EXERCISE -
Copy out all the records, word for word.

DATA FOR THIS EXERCISE -
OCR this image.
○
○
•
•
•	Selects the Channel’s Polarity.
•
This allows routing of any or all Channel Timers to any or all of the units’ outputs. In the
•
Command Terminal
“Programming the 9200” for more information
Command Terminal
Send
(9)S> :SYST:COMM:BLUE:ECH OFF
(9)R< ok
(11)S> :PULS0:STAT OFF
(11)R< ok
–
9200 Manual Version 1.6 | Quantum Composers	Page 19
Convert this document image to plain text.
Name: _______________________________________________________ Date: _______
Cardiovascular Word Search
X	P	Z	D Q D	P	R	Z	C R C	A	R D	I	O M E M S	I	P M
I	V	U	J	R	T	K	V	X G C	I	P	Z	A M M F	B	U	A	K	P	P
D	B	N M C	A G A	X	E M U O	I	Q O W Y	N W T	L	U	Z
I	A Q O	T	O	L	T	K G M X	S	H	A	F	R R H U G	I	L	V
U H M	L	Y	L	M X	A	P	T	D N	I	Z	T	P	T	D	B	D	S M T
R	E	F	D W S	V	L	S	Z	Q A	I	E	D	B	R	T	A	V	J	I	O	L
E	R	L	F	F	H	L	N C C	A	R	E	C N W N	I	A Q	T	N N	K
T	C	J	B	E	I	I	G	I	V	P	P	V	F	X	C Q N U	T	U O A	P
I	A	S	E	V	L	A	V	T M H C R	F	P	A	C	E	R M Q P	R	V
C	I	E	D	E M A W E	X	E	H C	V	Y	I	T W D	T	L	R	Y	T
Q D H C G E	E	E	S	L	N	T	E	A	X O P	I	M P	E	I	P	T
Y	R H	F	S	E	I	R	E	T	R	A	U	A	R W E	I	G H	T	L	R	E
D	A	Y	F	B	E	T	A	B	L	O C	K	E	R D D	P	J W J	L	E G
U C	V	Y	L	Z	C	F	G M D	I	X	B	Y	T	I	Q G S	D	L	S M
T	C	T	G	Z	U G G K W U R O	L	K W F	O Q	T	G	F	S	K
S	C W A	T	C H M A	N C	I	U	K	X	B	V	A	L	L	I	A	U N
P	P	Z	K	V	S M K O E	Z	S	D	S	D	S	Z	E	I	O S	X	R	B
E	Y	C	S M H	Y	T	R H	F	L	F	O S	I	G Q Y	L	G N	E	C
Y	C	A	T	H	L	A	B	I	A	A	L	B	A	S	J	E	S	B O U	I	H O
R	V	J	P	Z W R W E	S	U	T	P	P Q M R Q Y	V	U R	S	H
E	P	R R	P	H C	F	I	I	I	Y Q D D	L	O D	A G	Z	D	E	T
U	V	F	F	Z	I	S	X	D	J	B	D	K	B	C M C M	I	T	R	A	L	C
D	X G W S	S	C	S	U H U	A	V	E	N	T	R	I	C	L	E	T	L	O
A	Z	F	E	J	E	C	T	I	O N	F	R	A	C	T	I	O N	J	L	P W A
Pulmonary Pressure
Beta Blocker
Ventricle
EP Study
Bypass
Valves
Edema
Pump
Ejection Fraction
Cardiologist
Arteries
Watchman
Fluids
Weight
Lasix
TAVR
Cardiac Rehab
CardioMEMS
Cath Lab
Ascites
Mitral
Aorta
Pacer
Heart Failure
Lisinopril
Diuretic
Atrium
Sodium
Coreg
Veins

OUTPUT FOR THIS TASK -
OCR this image.
○
○
•
•
•	Selects the Channel’s Polarity.
•
This allows routing of any or all Channel Timers to any or all of the units’ outputs. In the
•
Command Terminal
“Programming the 9200” for more information
Command Terminal
Send
(9)S> :SYST:COMM:BLUE:ECH OFF
(9)R< ok
(11)S> :PULS0:STAT OFF
(11)R< ok
–
9200 Manual Version 1.6 | Quantum Composers	Page 19
Convert this document image to plain text.
Name: _______________________________________________________ Date: _______
Cardiovascular Word Search
X	P	Z	D Q D	P	R	Z	C R C	A	R D	I	O M E M S	I	P M
I	V	U	J	R	T	K	V	X G C	I	P	Z	A M M F	B	U	A	K	P	P
D	B	N M C	A G A	X	E M U O	I	Q O W Y	N W T	L	U	Z
I	A Q O	T	O	L	T	K G M X	S	H	A	F	R R H U G	I	L	V
U H M	L	Y	L	M X	A	P	T	D N	I	Z	T	P	T	D	B	D	S M T
R	E	F	D W S	V	L	S	Z	Q A	I	E	D	B	R	T	A	V	J	I	O	L
E	R	L	F	F	H	L	N C C	A	R	E	C N W N	I	A Q	T	N N	K
T	C	J	B	E	I	I	G	I	V	P	P	V	F	X	C Q N U	T	U O A	P
I	A	S	E	V	L	A	V	T M H C R	F	P	A	C	E	R M Q P	R	V
C	I	E	D	E M A W E	X	E	H C	V	Y	I	T W D	T	L	R	Y	T
Q D H C G E	E	E	S	L	N	T	E	A	X O P	I	M P	E	I	P	T
Y	R H	F	S	E	I	R	E	T	R	A	U	A	R W E	I	G H	T	L	R	E
D	A	Y	F	B	E	T	A	B	L	O C	K	E	R D D	P	J W J	L	E G
U C	V	Y	L	Z	C	F	G M D	I	X	B	Y	T	I	Q G S	D	L	S M
T	C	T	G	Z	U G G K W U R O	L	K W F	O Q	T	G	F	S	K
S	C W A	T	C H M A	N C	I	U	K	X	B	V	A	L	L	I	A	U N
P	P	Z	K	V	S M K O E	Z	S	D	S	D	S	Z	E	I	O S	X	R	B
E	Y	C	S M H	Y	T	R H	F	L	F	O S	I	G Q Y	L	G N	E	C
Y	C	A	T	H	L	A	B	I	A	A	L	B	A	S	J	E	S	B O U	I	H O
R	V	J	P	Z W R W E	S	U	T	P	P Q M R Q Y	V	U R	S	H
E	P	R R	P	H C	F	I	I	I	Y Q D D	L	O D	A G	Z	D	E	T
U	V	F	F	Z	I	S	X	D	J	B	D	K	B	C M C M	I	T	R	A	L	C
D	X G W S	S	C	S	U H U	A	V	E	N	T	R	I	C	L	E	T	L	O
A	Z	F	E	J	E	C	T	I	O N	F	R	A	C	T	I	O N	J	L	P W A
Pulmonary Pressure
Beta Blocker
Ventricle
EP Study
Bypass
Valves
Edema
Pump
Ejection Fraction
Cardiologist
Arteries
Watchman
Fluids
Weight
Lasix
TAVR
Cardiac Rehab
CardioMEMS
Cath Lab
Ascites
Mitral
Aorta
Pacer
Heart Failure
Lisinopril
Diuretic
Atrium
Sodium
Coreg
Veins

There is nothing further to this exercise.